--- Begin SUPPLIED DATA ---
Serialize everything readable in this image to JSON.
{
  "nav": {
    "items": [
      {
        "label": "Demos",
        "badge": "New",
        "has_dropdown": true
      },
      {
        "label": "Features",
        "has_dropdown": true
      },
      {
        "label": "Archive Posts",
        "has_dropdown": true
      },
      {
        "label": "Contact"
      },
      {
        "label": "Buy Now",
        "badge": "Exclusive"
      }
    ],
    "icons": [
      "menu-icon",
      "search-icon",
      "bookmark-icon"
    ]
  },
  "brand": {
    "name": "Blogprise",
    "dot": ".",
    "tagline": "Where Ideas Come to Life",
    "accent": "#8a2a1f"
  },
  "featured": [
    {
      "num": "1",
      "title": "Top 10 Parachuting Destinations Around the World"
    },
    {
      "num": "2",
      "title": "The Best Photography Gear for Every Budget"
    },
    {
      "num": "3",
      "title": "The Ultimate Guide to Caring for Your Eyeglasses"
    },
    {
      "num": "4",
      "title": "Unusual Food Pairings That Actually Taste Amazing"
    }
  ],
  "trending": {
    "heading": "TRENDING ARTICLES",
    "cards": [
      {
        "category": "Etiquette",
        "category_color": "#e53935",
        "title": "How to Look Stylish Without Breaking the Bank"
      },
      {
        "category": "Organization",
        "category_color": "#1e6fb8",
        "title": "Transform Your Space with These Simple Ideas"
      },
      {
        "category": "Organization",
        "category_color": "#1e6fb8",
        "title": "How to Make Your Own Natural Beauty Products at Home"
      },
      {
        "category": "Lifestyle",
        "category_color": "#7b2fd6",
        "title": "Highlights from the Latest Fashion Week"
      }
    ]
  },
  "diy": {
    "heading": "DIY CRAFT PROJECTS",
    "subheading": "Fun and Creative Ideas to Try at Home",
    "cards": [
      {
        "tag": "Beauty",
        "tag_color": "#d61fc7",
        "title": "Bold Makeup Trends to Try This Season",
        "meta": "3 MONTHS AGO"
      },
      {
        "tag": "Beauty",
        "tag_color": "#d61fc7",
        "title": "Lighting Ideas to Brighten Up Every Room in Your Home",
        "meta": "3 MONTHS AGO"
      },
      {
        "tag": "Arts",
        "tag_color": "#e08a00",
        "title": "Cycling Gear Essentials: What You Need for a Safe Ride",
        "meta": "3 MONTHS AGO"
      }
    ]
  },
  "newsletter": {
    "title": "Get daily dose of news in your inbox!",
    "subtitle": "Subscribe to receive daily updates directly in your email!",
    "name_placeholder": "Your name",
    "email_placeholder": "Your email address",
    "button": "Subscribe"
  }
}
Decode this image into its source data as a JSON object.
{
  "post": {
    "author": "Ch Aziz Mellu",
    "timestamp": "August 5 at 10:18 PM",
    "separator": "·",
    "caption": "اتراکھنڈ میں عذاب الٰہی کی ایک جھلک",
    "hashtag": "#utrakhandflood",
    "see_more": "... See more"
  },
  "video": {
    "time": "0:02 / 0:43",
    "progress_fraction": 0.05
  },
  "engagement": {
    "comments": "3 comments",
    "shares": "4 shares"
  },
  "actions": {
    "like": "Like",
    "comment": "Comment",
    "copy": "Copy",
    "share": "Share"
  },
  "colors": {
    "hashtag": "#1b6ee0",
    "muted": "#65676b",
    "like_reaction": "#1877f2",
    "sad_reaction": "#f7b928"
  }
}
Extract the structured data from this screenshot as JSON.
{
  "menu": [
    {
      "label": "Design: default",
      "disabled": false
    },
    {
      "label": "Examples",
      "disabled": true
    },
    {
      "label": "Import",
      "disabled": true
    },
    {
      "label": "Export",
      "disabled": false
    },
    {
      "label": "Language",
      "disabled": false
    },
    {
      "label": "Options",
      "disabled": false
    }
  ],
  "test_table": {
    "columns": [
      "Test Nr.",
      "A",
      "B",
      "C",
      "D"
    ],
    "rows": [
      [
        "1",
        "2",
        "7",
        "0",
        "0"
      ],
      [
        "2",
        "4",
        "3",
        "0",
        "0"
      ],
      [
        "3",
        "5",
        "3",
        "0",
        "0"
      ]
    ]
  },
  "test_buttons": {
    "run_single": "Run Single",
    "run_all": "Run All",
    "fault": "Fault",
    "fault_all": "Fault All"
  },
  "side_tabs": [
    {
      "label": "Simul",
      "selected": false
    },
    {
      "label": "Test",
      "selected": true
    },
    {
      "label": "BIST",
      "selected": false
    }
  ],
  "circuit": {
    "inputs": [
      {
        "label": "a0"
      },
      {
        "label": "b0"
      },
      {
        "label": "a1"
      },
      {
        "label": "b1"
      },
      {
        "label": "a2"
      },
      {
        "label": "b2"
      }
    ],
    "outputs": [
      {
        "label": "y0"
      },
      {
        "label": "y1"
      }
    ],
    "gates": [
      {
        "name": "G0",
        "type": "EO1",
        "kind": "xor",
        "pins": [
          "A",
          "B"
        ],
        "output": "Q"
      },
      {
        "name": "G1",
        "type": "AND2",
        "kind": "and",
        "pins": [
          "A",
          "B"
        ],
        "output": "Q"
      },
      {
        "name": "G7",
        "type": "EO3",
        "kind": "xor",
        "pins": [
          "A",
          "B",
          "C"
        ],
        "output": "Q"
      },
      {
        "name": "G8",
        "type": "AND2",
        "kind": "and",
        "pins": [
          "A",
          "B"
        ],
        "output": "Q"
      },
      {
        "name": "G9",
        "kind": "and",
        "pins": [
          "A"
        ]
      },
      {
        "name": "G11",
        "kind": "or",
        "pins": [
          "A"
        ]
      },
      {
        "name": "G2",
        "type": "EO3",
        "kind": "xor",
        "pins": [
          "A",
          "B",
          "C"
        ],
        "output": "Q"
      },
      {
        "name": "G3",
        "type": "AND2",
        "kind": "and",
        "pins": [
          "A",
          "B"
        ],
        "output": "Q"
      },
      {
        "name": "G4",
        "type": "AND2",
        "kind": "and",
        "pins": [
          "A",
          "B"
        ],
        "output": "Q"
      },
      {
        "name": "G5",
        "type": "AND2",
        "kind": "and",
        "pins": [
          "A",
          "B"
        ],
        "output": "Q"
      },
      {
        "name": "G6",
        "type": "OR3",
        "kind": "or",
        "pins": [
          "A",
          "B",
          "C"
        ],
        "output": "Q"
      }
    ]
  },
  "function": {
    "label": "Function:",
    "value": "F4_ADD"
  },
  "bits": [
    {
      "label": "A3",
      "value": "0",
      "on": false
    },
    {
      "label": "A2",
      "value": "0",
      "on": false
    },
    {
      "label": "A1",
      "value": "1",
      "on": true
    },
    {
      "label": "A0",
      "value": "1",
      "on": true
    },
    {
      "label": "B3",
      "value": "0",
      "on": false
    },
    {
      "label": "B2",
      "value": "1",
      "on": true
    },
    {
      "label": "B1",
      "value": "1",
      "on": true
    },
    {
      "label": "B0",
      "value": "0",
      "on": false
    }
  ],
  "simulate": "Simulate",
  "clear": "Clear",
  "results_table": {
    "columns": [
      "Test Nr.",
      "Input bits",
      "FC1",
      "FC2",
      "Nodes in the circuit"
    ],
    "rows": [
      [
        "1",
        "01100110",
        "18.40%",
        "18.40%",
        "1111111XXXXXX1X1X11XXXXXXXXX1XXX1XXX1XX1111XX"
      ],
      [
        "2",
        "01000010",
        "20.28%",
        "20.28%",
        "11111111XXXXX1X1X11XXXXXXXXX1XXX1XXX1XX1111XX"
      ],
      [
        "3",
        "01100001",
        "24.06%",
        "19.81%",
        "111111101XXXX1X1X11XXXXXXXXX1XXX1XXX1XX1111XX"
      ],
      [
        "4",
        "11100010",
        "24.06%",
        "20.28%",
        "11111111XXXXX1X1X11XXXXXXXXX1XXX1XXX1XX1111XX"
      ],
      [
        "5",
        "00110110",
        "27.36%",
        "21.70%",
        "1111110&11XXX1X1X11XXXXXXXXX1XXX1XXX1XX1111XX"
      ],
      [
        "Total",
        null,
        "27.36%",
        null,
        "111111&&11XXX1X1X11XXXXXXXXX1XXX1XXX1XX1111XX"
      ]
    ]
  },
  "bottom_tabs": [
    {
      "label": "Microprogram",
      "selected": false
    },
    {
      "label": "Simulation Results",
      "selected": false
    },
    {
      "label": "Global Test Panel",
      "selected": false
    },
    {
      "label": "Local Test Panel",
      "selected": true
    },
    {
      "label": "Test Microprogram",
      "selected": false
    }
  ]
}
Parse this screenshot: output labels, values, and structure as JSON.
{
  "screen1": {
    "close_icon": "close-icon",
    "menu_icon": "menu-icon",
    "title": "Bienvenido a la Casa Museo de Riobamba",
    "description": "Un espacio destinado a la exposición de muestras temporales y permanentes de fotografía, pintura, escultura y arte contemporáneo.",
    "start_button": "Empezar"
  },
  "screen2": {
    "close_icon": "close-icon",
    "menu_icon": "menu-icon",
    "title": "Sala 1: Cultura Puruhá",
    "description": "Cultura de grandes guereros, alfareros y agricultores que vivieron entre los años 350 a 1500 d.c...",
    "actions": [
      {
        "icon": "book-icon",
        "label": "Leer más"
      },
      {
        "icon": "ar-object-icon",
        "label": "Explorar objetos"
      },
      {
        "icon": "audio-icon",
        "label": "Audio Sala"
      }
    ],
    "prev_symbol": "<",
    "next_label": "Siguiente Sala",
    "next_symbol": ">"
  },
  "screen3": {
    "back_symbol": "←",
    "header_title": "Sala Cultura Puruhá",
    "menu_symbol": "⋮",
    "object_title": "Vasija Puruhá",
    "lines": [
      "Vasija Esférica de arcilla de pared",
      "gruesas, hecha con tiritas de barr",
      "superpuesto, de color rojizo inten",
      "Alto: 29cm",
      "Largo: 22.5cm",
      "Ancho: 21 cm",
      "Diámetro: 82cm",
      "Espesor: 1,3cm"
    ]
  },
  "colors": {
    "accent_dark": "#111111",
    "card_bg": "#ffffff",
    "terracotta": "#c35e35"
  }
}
--- End SUPPLIED DATA ---
→ WORK TO BE COMPLETED
Give again only the lines starting at the one that contains "Parse this screenshot: output" and running to the end of the data.

→ EXERCISE RESPONSE
Parse this screenshot: output labels, values, and structure as JSON.
{
  "screen1": {
    "close_icon": "close-icon",
    "menu_icon": "menu-icon",
    "title": "Bienvenido a la Casa Museo de Riobamba",
    "description": "Un espacio destinado a la exposición de muestras temporales y permanentes de fotografía, pintura, escultura y arte contemporáneo.",
    "start_button": "Empezar"
  },
  "screen2": {
    "close_icon": "close-icon",
    "menu_icon": "menu-icon",
    "title": "Sala 1: Cultura Puruhá",
    "description": "Cultura de grandes guereros, alfareros y agricultores que vivieron entre los años 350 a 1500 d.c...",
    "actions": [
      {
        "icon": "book-icon",
        "label": "Leer más"
      },
      {
        "icon": "ar-object-icon",
        "label": "Explorar objetos"
      },
      {
        "icon": "audio-icon",
        "label": "Audio Sala"
      }
    ],
    "prev_symbol": "<",
    "next_label": "Siguiente Sala",
    "next_symbol": ">"
  },
  "screen3": {
    "back_symbol": "←",
    "header_title": "Sala Cultura Puruhá",
    "menu_symbol": "⋮",
    "object_title": "Vasija Puruhá",
    "lines": [
      "Vasija Esférica de arcilla de pared",
      "gruesas, hecha con tiritas de barr",
      "superpuesto, de color rojizo inten",
      "Alto: 29cm",
      "Largo: 22.5cm",
      "Ancho: 21 cm",
      "Diámetro: 82cm",
      "Espesor: 1,3cm"
    ]
  },
  "colors": {
    "accent_dark": "#111111",
    "card_bg": "#ffffff",
    "terracotta": "#c35e35"
  }
}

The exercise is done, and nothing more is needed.